■ Exercise:
The data below must be copied in full and without any change.

■ Dataset items:
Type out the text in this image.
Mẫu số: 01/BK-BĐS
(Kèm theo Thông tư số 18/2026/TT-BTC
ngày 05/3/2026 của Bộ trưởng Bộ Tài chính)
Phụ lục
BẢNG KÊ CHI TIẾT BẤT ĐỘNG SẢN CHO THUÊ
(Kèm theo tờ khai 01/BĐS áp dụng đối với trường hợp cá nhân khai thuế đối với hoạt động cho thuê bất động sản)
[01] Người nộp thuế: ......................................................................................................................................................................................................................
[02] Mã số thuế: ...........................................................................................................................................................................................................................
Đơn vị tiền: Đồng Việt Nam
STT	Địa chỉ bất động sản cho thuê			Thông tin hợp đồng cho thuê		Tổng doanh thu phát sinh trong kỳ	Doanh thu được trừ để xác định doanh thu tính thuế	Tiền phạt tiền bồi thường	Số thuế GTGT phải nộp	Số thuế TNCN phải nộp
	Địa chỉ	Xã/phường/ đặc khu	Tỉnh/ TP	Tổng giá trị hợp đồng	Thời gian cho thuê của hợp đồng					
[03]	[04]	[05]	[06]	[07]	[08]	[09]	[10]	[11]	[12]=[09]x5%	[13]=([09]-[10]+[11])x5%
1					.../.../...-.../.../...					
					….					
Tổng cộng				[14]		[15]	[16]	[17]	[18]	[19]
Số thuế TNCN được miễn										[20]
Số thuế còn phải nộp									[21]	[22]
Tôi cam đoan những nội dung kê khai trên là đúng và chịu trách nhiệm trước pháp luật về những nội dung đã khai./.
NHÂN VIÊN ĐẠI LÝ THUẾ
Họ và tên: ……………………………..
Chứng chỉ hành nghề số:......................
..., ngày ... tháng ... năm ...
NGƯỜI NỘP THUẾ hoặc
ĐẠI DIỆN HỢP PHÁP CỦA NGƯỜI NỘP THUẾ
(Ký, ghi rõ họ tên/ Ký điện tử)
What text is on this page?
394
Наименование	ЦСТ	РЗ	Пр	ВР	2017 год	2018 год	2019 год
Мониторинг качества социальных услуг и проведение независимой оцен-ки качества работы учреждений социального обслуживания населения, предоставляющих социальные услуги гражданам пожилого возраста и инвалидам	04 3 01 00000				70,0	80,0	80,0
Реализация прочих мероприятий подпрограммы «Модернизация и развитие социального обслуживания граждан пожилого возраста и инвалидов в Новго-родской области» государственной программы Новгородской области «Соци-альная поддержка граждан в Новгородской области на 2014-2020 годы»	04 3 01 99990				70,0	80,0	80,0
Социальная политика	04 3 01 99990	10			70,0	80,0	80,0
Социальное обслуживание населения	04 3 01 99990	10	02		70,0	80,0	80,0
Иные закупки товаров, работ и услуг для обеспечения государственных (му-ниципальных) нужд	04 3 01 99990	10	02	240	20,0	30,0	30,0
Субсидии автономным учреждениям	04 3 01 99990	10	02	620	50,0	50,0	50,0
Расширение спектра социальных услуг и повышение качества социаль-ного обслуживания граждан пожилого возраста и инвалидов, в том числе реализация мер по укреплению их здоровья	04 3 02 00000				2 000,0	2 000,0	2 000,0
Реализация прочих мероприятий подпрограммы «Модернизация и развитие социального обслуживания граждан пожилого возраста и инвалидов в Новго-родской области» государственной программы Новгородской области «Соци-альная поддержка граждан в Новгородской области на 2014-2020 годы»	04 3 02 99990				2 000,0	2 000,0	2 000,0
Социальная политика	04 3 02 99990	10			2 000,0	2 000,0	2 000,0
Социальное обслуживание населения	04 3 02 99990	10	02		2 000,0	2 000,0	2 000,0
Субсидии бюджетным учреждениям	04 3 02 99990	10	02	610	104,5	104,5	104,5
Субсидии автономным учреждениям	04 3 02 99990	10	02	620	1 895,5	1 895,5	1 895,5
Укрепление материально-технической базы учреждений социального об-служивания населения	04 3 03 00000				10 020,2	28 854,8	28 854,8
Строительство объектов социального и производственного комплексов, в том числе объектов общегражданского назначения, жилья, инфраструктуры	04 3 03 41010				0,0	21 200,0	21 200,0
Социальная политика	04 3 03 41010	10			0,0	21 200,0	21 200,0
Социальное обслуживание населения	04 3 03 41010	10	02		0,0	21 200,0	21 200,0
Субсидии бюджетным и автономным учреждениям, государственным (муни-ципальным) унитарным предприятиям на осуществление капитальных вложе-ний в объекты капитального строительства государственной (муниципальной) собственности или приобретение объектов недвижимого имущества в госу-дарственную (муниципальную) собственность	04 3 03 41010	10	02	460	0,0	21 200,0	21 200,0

■ Result of the exercise:
Type out the text in this image.
Mẫu số: 01/BK-BĐS
(Kèm theo Thông tư số 18/2026/TT-BTC
ngày 05/3/2026 của Bộ trưởng Bộ Tài chính)
Phụ lục
BẢNG KÊ CHI TIẾT BẤT ĐỘNG SẢN CHO THUÊ
(Kèm theo tờ khai 01/BĐS áp dụng đối với trường hợp cá nhân khai thuế đối với hoạt động cho thuê bất động sản)
[01] Người nộp thuế: ......................................................................................................................................................................................................................
[02] Mã số thuế: ...........................................................................................................................................................................................................................
Đơn vị tiền: Đồng Việt Nam
STT	Địa chỉ bất động sản cho thuê			Thông tin hợp đồng cho thuê		Tổng doanh thu phát sinh trong kỳ	Doanh thu được trừ để xác định doanh thu tính thuế	Tiền phạt tiền bồi thường	Số thuế GTGT phải nộp	Số thuế TNCN phải nộp
	Địa chỉ	Xã/phường/ đặc khu	Tỉnh/ TP	Tổng giá trị hợp đồng	Thời gian cho thuê của hợp đồng					
[03]	[04]	[05]	[06]	[07]	[08]	[09]	[10]	[11]	[12]=[09]x5%	[13]=([09]-[10]+[11])x5%
1					.../.../...-.../.../...					
					….					
Tổng cộng				[14]		[15]	[16]	[17]	[18]	[19]
Số thuế TNCN được miễn										[20]
Số thuế còn phải nộp									[21]	[22]
Tôi cam đoan những nội dung kê khai trên là đúng và chịu trách nhiệm trước pháp luật về những nội dung đã khai./.
NHÂN VIÊN ĐẠI LÝ THUẾ
Họ và tên: ……………………………..
Chứng chỉ hành nghề số:......................
..., ngày ... tháng ... năm ...
NGƯỜI NỘP THUẾ hoặc
ĐẠI DIỆN HỢP PHÁP CỦA NGƯỜI NỘP THUẾ
(Ký, ghi rõ họ tên/ Ký điện tử)
What text is on this page?
394
Наименование	ЦСТ	РЗ	Пр	ВР	2017 год	2018 год	2019 год
Мониторинг качества социальных услуг и проведение независимой оцен-ки качества работы учреждений социального обслуживания населения, предоставляющих социальные услуги гражданам пожилого возраста и инвалидам	04 3 01 00000				70,0	80,0	80,0
Реализация прочих мероприятий подпрограммы «Модернизация и развитие социального обслуживания граждан пожилого возраста и инвалидов в Новго-родской области» государственной программы Новгородской области «Соци-альная поддержка граждан в Новгородской области на 2014-2020 годы»	04 3 01 99990				70,0	80,0	80,0
Социальная политика	04 3 01 99990	10			70,0	80,0	80,0
Социальное обслуживание населения	04 3 01 99990	10	02		70,0	80,0	80,0
Иные закупки товаров, работ и услуг для обеспечения государственных (му-ниципальных) нужд	04 3 01 99990	10	02	240	20,0	30,0	30,0
Субсидии автономным учреждениям	04 3 01 99990	10	02	620	50,0	50,0	50,0
Расширение спектра социальных услуг и повышение качества социаль-ного обслуживания граждан пожилого возраста и инвалидов, в том числе реализация мер по укреплению их здоровья	04 3 02 00000				2 000,0	2 000,0	2 000,0
Реализация прочих мероприятий подпрограммы «Модернизация и развитие социального обслуживания граждан пожилого возраста и инвалидов в Новго-родской области» государственной программы Новгородской области «Соци-альная поддержка граждан в Новгородской области на 2014-2020 годы»	04 3 02 99990				2 000,0	2 000,0	2 000,0
Социальная политика	04 3 02 99990	10			2 000,0	2 000,0	2 000,0
Социальное обслуживание населения	04 3 02 99990	10	02		2 000,0	2 000,0	2 000,0
Субсидии бюджетным учреждениям	04 3 02 99990	10	02	610	104,5	104,5	104,5
Субсидии автономным учреждениям	04 3 02 99990	10	02	620	1 895,5	1 895,5	1 895,5
Укрепление материально-технической базы учреждений социального об-служивания населения	04 3 03 00000				10 020,2	28 854,8	28 854,8
Строительство объектов социального и производственного комплексов, в том числе объектов общегражданского назначения, жилья, инфраструктуры	04 3 03 41010				0,0	21 200,0	21 200,0
Социальная политика	04 3 03 41010	10			0,0	21 200,0	21 200,0
Социальное обслуживание населения	04 3 03 41010	10	02		0,0	21 200,0	21 200,0
Субсидии бюджетным и автономным учреждениям, государственным (муни-ципальным) унитарным предприятиям на осуществление капитальных вложе-ний в объекты капитального строительства государственной (муниципальной) собственности или приобретение объектов недвижимого имущества в госу-дарственную (муниципальную) собственность	04 3 03 41010	10	02	460	0,0	21 200,0	21 200,0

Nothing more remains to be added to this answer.